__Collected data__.
>> start

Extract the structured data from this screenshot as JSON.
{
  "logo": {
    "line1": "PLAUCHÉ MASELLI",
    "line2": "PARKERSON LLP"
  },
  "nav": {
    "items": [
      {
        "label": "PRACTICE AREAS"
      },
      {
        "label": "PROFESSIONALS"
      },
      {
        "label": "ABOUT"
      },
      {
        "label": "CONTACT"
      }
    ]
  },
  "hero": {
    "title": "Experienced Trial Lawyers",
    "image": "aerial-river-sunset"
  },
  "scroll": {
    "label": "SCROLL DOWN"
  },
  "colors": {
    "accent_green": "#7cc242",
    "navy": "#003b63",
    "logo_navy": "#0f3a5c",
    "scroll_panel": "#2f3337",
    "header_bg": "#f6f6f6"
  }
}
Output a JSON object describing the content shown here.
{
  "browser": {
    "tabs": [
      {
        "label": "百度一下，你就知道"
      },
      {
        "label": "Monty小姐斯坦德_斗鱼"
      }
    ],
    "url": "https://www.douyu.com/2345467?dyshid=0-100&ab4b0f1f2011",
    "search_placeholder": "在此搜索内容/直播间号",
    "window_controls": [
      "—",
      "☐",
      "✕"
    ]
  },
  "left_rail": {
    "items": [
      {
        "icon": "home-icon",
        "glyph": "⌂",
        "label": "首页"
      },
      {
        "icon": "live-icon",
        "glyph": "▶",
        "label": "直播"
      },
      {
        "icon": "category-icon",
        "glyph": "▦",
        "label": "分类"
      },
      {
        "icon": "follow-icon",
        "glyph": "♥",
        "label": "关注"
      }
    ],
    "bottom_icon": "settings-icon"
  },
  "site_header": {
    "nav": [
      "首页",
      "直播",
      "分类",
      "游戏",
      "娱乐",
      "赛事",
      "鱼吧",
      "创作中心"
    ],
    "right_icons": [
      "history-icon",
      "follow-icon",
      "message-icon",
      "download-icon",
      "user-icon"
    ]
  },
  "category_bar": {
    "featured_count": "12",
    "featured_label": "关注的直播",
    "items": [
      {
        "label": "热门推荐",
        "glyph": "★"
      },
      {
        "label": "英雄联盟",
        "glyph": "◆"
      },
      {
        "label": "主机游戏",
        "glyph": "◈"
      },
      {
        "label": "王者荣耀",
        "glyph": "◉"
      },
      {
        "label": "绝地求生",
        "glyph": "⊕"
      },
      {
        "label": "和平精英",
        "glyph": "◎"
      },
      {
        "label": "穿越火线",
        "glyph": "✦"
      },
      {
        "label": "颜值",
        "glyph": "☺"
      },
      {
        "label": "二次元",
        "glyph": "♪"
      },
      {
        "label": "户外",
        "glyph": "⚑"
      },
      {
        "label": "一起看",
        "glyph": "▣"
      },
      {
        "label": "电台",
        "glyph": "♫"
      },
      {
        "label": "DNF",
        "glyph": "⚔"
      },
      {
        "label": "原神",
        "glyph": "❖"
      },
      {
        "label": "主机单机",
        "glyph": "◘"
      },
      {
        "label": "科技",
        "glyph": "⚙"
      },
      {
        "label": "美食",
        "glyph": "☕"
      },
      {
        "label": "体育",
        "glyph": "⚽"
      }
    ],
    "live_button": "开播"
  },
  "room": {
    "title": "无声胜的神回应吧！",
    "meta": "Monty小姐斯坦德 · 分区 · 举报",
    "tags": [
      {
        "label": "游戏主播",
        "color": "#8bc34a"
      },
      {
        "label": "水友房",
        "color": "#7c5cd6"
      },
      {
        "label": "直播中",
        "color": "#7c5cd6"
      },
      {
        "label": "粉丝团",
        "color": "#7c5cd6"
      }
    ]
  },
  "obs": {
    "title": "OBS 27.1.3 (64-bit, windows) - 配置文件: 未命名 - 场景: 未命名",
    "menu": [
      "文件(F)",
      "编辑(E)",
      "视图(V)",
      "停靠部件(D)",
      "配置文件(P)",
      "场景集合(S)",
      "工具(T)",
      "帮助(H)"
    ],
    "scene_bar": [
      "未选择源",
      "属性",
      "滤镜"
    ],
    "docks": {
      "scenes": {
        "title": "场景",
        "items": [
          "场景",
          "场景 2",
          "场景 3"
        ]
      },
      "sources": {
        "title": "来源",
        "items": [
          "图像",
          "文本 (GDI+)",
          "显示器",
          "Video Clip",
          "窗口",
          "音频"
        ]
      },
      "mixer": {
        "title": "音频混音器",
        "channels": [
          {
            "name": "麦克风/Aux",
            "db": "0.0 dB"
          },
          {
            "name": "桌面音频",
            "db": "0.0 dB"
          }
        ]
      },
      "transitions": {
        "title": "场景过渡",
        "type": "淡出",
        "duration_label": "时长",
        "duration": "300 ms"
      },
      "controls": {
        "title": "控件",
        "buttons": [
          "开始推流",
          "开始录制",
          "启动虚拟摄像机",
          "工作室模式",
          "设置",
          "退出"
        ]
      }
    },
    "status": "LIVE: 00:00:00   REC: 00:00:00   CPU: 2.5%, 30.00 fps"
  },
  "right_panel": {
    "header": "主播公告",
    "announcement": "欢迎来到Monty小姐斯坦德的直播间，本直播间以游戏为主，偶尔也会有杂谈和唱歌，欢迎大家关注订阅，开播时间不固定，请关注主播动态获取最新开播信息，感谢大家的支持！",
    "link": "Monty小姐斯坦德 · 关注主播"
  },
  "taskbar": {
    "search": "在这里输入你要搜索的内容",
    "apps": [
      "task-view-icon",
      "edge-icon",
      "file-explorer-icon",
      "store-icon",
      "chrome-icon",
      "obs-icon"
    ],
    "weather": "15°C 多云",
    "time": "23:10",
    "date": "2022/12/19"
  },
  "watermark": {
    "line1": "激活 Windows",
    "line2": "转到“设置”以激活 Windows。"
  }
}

>> end

__EXERCISE__.
All of the entries should be written out again exactly.

__TASK OUTPUT__.
Extract the structured data from this screenshot as JSON.
{
  "logo": {
    "line1": "PLAUCHÉ MASELLI",
    "line2": "PARKERSON LLP"
  },
  "nav": {
    "items": [
      {
        "label": "PRACTICE AREAS"
      },
      {
        "label": "PROFESSIONALS"
      },
      {
        "label": "ABOUT"
      },
      {
        "label": "CONTACT"
      }
    ]
  },
  "hero": {
    "title": "Experienced Trial Lawyers",
    "image": "aerial-river-sunset"
  },
  "scroll": {
    "label": "SCROLL DOWN"
  },
  "colors": {
    "accent_green": "#7cc242",
    "navy": "#003b63",
    "logo_navy": "#0f3a5c",
    "scroll_panel": "#2f3337",
    "header_bg": "#f6f6f6"
  }
}
Output a JSON object describing the content shown here.
{
  "browser": {
    "tabs": [
      {
        "label": "百度一下，你就知道"
      },
      {
        "label": "Monty小姐斯坦德_斗鱼"
      }
    ],
    "url": "https://www.douyu.com/2345467?dyshid=0-100&ab4b0f1f2011",
    "search_placeholder": "在此搜索内容/直播间号",
    "window_controls": [
      "—",
      "☐",
      "✕"
    ]
  },
  "left_rail": {
    "items": [
      {
        "icon": "home-icon",
        "glyph": "⌂",
        "label": "首页"
      },
      {
        "icon": "live-icon",
        "glyph": "▶",
        "label": "直播"
      },
      {
        "icon": "category-icon",
        "glyph": "▦",
        "label": "分类"
      },
      {
        "icon": "follow-icon",
        "glyph": "♥",
        "label": "关注"
      }
    ],
    "bottom_icon": "settings-icon"
  },
  "site_header": {
    "nav": [
      "首页",
      "直播",
      "分类",
      "游戏",
      "娱乐",
      "赛事",
      "鱼吧",
      "创作中心"
    ],
    "right_icons": [
      "history-icon",
      "follow-icon",
      "message-icon",
      "download-icon",
      "user-icon"
    ]
  },
  "category_bar": {
    "featured_count": "12",
    "featured_label": "关注的直播",
    "items": [
      {
        "label": "热门推荐",
        "glyph": "★"
      },
      {
        "label": "英雄联盟",
        "glyph": "◆"
      },
      {
        "label": "主机游戏",
        "glyph": "◈"
      },
      {
        "label": "王者荣耀",
        "glyph": "◉"
      },
      {
        "label": "绝地求生",
        "glyph": "⊕"
      },
      {
        "label": "和平精英",
        "glyph": "◎"
      },
      {
        "label": "穿越火线",
        "glyph": "✦"
      },
      {
        "label": "颜值",
        "glyph": "☺"
      },
      {
        "label": "二次元",
        "glyph": "♪"
      },
      {
        "label": "户外",
        "glyph": "⚑"
      },
      {
        "label": "一起看",
        "glyph": "▣"
      },
      {
        "label": "电台",
        "glyph": "♫"
      },
      {
        "label": "DNF",
        "glyph": "⚔"
      },
      {
        "label": "原神",
        "glyph": "❖"
      },
      {
        "label": "主机单机",
        "glyph": "◘"
      },
      {
        "label": "科技",
        "glyph": "⚙"
      },
      {
        "label": "美食",
        "glyph": "☕"
      },
      {
        "label": "体育",
        "glyph": "⚽"
      }
    ],
    "live_button": "开播"
  },
  "room": {
    "title": "无声胜的神回应吧！",
    "meta": "Monty小姐斯坦德 · 分区 · 举报",
    "tags": [
      {
        "label": "游戏主播",
        "color": "#8bc34a"
      },
      {
        "label": "水友房",
        "color": "#7c5cd6"
      },
      {
        "label": "直播中",
        "color": "#7c5cd6"
      },
      {
        "label": "粉丝团",
        "color": "#7c5cd6"
      }
    ]
  },
  "obs": {
    "title": "OBS 27.1.3 (64-bit, windows) - 配置文件: 未命名 - 场景: 未命名",
    "menu": [
      "文件(F)",
      "编辑(E)",
      "视图(V)",
      "停靠部件(D)",
      "配置文件(P)",
      "场景集合(S)",
      "工具(T)",
      "帮助(H)"
    ],
    "scene_bar": [
      "未选择源",
      "属性",
      "滤镜"
    ],
    "docks": {
      "scenes": {
        "title": "场景",
        "items": [
          "场景",
          "场景 2",
          "场景 3"
        ]
      },
      "sources": {
        "title": "来源",
        "items": [
          "图像",
          "文本 (GDI+)",
          "显示器",
          "Video Clip",
          "窗口",
          "音频"
        ]
      },
      "mixer": {
        "title": "音频混音器",
        "channels": [
          {
            "name": "麦克风/Aux",
            "db": "0.0 dB"
          },
          {
            "name": "桌面音频",
            "db": "0.0 dB"
          }
        ]
      },
      "transitions": {
        "title": "场景过渡",
        "type": "淡出",
        "duration_label": "时长",
        "duration": "300 ms"
      },
      "controls": {
        "title": "控件",
        "buttons": [
          "开始推流",
          "开始录制",
          "启动虚拟摄像机",
          "工作室模式",
          "设置",
          "退出"
        ]
      }
    },
    "status": "LIVE: 00:00:00   REC: 00:00:00   CPU: 2.5%, 30.00 fps"
  },
  "right_panel": {
    "header": "主播公告",
    "announcement": "欢迎来到Monty小姐斯坦德的直播间，本直播间以游戏为主，偶尔也会有杂谈和唱歌，欢迎大家关注订阅，开播时间不固定，请关注主播动态获取最新开播信息，感谢大家的支持！",
    "link": "Monty小姐斯坦德 · 关注主播"
  },
  "taskbar": {
    "search": "在这里输入你要搜索的内容",
    "apps": [
      "task-view-icon",
      "edge-icon",
      "file-explorer-icon",
      "store-icon",
      "chrome-icon",
      "obs-icon"
    ],
    "weather": "15°C 多云",
    "time": "23:10",
    "date": "2022/12/19"
  },
  "watermark": {
    "line1": "激活 Windows",
    "line2": "转到“设置”以激活 Windows。"
  }
}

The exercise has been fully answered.